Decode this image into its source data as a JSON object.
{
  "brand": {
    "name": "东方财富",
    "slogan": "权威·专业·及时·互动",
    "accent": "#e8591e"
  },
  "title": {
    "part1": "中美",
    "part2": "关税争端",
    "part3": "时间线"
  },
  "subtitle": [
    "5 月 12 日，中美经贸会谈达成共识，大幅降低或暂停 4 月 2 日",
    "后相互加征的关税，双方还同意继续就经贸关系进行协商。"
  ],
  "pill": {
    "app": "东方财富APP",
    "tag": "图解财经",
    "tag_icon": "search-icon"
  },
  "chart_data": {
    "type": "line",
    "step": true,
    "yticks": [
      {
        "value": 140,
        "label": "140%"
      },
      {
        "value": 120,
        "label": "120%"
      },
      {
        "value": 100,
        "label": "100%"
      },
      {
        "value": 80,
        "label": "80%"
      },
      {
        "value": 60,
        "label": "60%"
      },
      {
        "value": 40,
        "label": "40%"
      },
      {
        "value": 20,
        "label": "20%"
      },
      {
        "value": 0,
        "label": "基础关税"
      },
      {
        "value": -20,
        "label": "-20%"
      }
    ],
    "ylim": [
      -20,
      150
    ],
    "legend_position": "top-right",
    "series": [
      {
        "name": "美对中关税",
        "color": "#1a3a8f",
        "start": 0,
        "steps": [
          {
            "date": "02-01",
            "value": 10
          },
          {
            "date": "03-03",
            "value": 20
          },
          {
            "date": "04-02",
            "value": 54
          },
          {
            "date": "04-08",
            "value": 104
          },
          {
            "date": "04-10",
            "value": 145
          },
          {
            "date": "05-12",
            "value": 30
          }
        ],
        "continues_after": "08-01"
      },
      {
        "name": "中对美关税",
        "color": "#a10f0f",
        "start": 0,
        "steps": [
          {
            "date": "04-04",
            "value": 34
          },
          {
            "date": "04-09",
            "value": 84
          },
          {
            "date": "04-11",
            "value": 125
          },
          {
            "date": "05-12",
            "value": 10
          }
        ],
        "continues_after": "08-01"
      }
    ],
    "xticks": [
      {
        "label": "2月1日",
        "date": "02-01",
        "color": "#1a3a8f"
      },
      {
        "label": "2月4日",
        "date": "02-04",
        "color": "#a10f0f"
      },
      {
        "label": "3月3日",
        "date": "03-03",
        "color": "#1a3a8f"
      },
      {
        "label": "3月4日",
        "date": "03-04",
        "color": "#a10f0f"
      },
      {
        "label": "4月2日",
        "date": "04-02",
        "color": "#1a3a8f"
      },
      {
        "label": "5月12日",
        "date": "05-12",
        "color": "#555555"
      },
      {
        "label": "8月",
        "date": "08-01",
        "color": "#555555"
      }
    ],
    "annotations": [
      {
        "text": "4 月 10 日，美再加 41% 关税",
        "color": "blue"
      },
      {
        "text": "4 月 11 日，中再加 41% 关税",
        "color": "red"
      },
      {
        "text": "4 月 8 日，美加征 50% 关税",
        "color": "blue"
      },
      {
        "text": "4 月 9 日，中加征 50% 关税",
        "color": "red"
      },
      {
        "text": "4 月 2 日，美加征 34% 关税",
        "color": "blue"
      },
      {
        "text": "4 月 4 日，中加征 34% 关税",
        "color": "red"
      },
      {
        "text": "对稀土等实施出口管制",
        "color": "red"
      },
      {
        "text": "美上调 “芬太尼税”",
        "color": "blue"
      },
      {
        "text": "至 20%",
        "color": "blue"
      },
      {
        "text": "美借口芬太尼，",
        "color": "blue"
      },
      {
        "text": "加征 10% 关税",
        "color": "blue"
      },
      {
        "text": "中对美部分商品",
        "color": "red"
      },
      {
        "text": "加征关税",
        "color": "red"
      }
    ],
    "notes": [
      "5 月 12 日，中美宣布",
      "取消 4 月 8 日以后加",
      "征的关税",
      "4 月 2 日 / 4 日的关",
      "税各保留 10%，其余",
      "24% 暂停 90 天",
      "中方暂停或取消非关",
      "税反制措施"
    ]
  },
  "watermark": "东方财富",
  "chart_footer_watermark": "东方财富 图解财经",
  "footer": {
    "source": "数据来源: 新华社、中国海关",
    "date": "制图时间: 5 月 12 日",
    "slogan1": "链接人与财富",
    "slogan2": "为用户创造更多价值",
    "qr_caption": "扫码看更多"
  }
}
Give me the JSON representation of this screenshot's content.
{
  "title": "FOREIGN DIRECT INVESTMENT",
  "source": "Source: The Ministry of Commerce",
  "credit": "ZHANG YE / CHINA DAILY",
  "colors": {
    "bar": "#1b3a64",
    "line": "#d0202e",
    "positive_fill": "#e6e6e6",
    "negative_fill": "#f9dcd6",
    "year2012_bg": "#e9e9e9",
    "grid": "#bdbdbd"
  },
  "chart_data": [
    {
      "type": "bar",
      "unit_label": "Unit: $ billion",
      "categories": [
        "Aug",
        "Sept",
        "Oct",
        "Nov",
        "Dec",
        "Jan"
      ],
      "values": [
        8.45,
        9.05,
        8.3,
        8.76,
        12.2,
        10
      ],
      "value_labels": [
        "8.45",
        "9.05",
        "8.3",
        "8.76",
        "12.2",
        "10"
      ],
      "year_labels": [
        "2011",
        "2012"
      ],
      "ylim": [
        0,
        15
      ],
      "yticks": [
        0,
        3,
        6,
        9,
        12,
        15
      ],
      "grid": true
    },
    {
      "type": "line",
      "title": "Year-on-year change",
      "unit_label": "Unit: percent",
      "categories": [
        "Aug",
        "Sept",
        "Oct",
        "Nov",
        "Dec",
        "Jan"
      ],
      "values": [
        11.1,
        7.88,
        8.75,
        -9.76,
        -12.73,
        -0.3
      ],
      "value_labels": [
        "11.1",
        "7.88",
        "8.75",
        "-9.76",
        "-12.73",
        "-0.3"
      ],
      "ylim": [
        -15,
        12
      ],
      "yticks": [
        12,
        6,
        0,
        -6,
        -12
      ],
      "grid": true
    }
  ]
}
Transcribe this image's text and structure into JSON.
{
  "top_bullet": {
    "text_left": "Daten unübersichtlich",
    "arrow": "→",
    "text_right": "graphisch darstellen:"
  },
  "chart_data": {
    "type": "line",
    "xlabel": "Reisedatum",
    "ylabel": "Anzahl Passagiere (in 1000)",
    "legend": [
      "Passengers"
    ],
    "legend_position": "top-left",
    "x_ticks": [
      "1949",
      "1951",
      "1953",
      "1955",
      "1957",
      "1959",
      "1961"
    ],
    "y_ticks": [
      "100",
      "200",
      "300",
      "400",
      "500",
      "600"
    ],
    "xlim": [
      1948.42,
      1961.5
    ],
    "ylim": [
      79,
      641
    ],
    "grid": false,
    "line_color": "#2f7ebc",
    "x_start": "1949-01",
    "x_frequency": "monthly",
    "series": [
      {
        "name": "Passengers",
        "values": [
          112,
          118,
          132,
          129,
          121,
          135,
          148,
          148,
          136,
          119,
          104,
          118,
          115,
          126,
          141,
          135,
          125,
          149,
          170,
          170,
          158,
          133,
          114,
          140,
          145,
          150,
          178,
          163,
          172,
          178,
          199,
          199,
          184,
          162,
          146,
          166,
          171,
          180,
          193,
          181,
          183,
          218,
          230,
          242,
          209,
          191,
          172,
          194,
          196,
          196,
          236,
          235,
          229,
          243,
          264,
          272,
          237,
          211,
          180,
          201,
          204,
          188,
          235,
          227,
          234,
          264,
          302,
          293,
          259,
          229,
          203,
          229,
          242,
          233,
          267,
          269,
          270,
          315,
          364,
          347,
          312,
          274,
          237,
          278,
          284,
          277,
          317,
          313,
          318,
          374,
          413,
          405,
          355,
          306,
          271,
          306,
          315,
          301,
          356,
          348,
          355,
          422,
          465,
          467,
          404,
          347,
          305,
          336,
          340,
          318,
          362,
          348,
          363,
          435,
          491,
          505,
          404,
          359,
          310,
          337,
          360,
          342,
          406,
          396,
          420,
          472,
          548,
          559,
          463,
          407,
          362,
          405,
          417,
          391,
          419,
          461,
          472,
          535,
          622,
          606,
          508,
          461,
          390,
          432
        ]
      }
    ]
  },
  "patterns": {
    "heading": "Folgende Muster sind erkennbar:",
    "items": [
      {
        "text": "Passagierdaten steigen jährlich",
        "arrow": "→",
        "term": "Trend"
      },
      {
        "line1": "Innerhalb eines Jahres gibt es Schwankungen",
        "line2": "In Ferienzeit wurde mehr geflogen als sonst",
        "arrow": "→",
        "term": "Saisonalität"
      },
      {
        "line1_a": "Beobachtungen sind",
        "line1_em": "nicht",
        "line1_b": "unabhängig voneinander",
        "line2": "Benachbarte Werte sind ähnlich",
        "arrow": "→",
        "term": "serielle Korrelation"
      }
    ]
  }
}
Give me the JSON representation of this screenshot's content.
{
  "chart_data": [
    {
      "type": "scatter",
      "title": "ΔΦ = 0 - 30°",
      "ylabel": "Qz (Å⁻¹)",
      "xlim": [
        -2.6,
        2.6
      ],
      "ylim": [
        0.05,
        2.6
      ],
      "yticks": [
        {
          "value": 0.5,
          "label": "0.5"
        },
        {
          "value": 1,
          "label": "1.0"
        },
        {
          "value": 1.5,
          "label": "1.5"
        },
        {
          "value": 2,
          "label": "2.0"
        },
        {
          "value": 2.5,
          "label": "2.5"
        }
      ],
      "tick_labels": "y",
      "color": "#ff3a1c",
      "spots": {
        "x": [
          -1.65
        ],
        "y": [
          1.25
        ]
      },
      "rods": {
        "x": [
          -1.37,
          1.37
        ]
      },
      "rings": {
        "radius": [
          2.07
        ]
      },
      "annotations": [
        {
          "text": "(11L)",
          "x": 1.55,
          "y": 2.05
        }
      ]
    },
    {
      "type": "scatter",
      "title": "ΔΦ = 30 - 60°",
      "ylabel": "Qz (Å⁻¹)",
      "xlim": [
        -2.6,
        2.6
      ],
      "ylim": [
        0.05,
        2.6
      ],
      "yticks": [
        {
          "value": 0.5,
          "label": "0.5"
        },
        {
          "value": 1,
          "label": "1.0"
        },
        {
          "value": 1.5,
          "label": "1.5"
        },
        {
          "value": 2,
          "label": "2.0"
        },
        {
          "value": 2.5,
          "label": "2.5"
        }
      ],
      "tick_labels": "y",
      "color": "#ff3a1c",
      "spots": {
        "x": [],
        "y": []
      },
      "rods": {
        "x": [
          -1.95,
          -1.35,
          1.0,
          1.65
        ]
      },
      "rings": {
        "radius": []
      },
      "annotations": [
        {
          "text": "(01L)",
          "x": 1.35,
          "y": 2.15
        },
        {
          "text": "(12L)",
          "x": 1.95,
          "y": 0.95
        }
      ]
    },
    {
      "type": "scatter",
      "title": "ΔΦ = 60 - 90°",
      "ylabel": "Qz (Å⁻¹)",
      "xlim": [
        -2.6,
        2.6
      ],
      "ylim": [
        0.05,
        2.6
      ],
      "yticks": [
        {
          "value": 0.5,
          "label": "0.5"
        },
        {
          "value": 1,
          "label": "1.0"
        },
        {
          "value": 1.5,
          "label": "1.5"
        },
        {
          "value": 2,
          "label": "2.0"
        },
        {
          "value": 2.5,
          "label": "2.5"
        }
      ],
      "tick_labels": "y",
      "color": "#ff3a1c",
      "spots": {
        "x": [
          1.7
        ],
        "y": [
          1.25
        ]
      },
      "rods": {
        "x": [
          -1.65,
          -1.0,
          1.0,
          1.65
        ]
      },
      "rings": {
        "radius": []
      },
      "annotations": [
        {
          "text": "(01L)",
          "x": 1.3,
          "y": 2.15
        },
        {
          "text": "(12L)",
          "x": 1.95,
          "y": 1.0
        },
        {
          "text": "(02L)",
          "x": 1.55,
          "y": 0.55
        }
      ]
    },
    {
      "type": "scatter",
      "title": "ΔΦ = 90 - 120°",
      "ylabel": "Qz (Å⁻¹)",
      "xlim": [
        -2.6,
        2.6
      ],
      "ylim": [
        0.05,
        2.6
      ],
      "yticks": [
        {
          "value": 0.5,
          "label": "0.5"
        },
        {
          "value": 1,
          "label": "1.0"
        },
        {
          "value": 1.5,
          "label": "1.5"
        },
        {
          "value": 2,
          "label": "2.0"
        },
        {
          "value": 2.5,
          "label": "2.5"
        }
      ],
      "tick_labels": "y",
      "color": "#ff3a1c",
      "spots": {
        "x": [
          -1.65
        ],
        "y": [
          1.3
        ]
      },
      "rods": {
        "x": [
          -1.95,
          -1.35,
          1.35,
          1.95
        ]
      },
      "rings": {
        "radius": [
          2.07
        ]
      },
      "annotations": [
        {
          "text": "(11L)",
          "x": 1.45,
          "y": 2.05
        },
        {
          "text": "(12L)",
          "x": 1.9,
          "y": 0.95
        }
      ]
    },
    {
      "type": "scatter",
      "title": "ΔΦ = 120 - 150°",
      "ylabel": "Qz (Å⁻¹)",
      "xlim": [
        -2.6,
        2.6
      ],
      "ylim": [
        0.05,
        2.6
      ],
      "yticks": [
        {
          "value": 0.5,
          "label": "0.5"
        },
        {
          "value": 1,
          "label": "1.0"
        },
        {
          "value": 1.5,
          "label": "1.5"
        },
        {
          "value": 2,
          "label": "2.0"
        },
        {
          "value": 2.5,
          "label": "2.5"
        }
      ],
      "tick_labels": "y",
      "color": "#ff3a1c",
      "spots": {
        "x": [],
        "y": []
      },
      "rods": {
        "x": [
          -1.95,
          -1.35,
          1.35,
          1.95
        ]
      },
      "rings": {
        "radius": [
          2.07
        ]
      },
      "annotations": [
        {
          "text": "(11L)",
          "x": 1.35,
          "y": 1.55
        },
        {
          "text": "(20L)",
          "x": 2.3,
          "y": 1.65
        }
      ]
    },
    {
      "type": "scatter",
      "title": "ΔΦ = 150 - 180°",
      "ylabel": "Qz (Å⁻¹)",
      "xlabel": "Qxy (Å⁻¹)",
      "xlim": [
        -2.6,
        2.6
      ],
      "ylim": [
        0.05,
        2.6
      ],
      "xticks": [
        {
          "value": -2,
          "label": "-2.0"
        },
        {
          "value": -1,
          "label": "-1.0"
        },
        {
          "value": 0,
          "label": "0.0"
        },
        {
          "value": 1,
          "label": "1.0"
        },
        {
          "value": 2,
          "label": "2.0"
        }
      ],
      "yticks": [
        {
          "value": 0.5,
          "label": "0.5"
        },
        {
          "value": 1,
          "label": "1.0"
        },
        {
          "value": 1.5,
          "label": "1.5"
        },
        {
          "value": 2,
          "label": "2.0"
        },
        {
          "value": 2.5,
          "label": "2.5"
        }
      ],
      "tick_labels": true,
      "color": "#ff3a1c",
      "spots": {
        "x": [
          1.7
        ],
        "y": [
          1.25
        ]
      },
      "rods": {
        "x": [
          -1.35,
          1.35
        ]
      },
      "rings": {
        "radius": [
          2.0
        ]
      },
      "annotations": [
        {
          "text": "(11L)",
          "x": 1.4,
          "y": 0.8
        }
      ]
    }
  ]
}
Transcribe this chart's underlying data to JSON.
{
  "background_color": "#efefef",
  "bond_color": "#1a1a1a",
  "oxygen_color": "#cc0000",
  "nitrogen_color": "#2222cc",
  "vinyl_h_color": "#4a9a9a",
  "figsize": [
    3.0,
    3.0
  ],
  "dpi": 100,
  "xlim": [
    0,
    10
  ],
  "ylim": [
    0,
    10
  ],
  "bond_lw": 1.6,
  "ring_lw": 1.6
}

★ ★ ★ ★ ★

(What the task asks)
Copy every line of the listing containing the string "source".

(Solution)
Decode this image into its source data as a JSON object.
    "source": "数据来源: 新华社、中国海关",
  "source": "Source: The Ministry of Commerce",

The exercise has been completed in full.